#### [Raw data]

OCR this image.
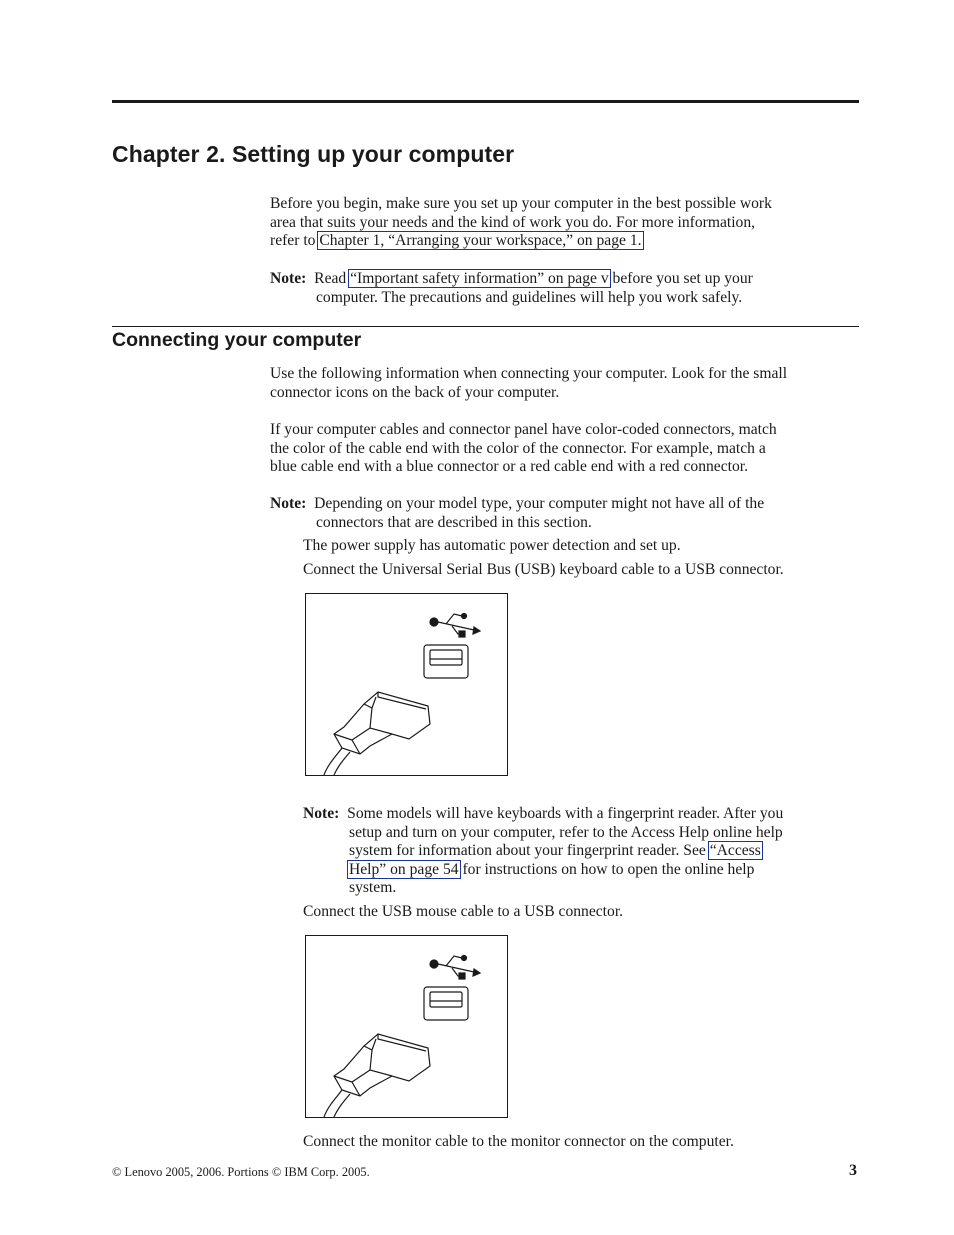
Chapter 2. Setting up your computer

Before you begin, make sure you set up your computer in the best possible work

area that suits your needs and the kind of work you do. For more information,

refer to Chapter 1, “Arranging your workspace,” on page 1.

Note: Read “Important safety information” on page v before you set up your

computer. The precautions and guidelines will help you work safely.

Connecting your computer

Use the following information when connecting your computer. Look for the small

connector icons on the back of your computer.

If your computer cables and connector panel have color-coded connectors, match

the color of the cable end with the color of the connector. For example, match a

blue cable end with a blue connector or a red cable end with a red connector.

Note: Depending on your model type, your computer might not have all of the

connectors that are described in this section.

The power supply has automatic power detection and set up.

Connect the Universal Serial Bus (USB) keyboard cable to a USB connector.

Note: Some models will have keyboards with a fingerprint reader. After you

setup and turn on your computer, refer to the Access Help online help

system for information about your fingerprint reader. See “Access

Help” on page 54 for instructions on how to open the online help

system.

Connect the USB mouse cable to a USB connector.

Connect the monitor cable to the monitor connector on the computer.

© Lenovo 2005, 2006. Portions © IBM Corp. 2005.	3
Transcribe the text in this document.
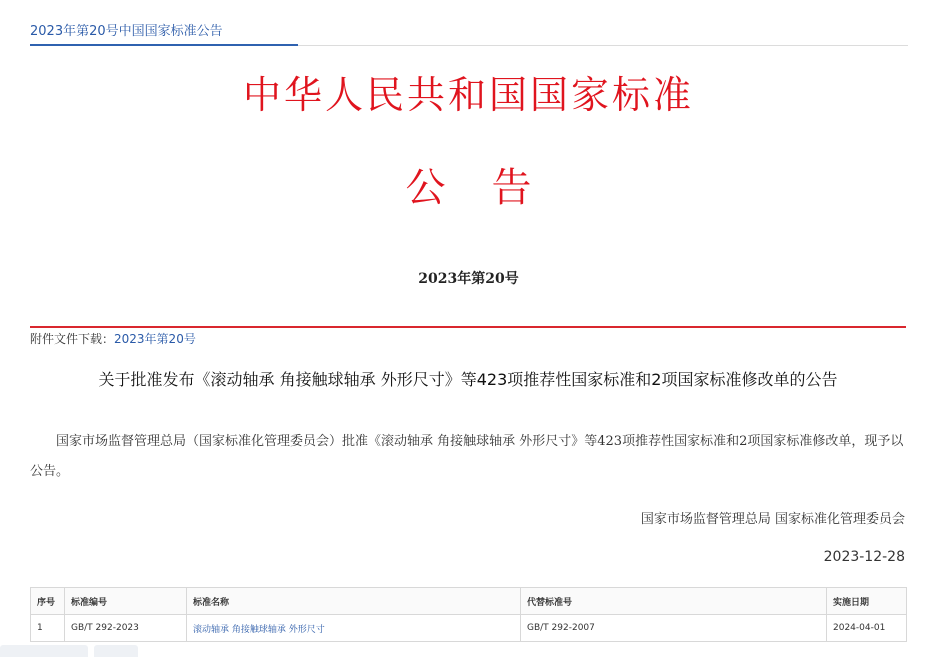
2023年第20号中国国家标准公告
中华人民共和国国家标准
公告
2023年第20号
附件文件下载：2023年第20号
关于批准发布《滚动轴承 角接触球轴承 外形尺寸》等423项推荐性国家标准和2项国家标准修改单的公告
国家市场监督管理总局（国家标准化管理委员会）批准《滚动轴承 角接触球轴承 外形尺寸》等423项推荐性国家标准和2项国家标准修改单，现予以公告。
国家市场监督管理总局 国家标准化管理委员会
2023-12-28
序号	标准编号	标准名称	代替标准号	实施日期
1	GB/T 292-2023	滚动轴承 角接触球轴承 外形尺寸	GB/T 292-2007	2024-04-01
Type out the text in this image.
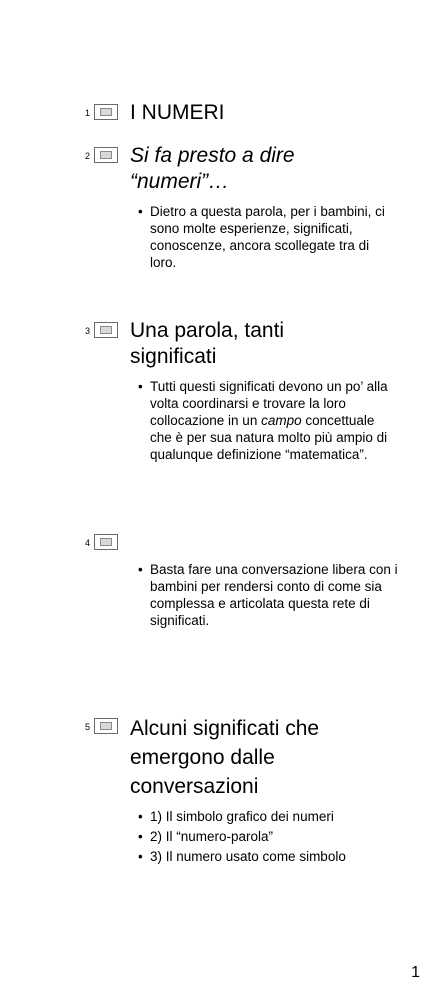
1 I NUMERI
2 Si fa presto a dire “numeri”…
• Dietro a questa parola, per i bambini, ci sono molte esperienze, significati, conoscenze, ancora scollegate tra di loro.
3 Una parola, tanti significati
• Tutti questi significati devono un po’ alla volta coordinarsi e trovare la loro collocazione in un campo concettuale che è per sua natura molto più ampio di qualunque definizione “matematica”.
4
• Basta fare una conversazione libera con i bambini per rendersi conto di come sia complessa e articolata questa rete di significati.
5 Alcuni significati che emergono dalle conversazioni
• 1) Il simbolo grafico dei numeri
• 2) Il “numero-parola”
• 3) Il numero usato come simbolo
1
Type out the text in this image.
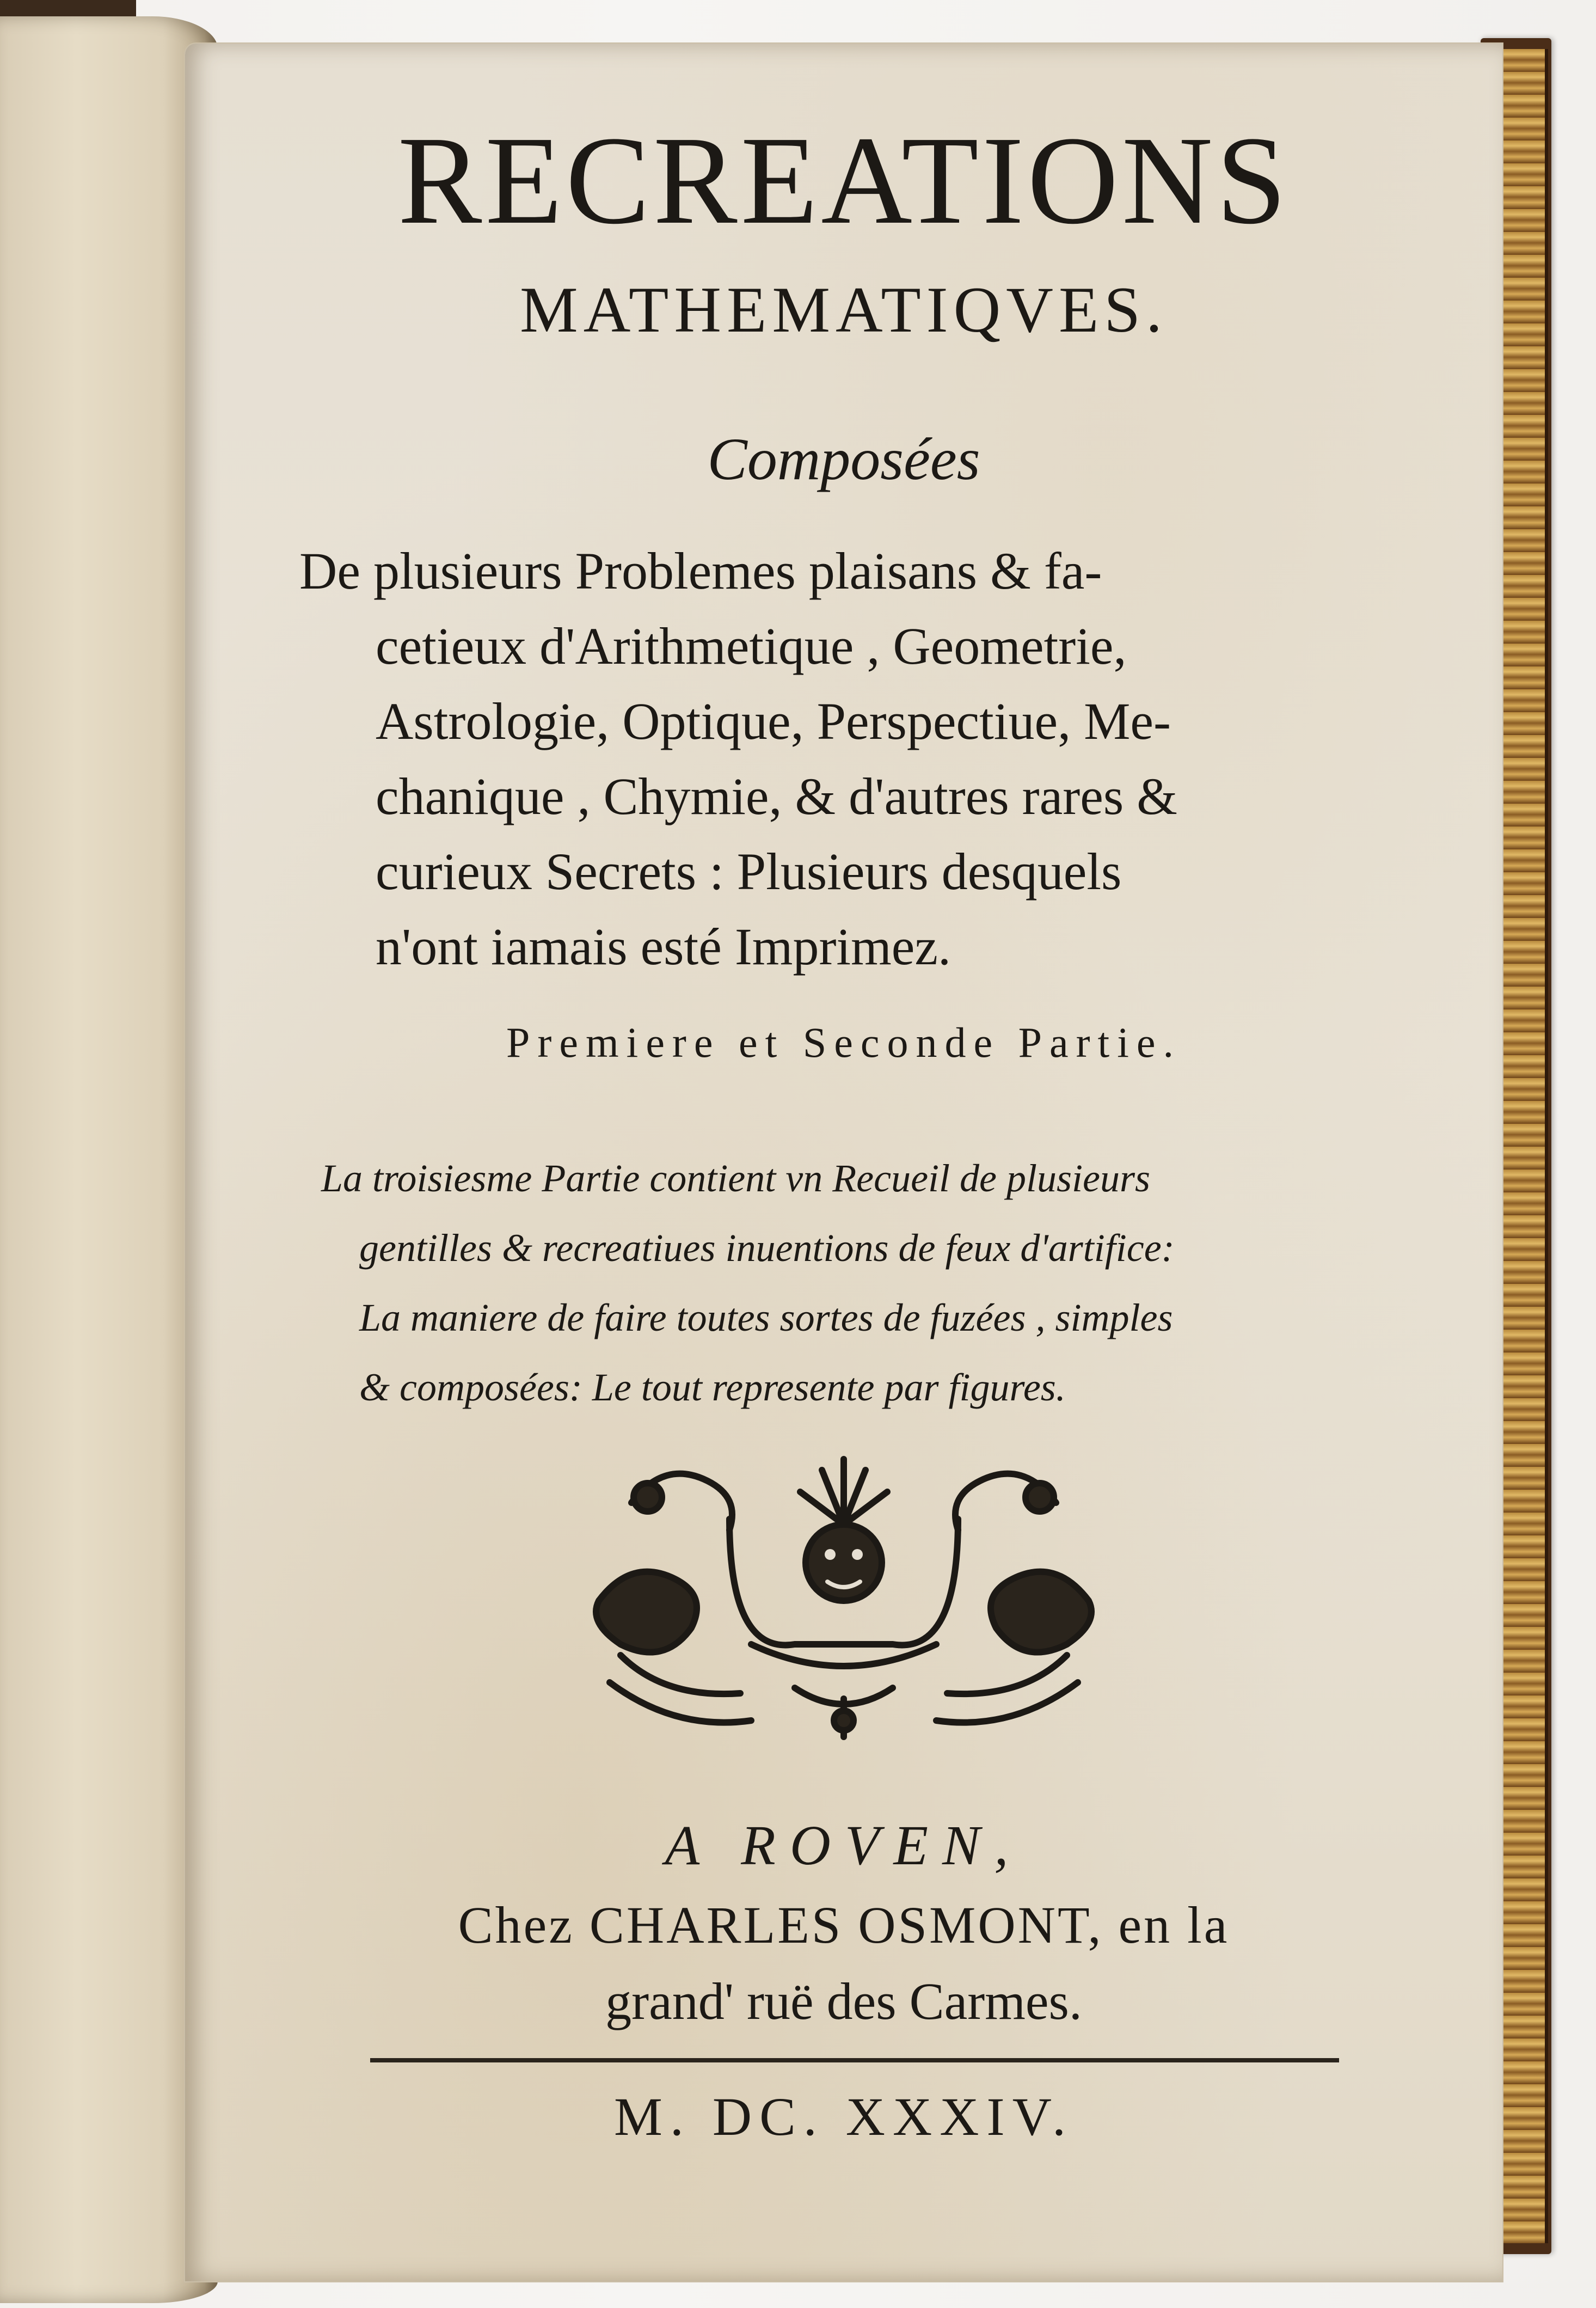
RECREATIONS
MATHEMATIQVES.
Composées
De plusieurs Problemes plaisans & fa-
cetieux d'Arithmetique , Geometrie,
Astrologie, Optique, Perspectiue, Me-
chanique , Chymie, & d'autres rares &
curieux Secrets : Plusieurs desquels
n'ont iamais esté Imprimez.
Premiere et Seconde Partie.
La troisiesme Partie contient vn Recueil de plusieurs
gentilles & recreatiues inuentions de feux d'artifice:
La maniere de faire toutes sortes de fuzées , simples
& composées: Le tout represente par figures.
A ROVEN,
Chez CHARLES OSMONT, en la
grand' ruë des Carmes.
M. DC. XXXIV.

#### [Written task]
Copy each line from the data above that includes "system".

#### [Reply]
system for information about your fingerprint reader. See “Access
system.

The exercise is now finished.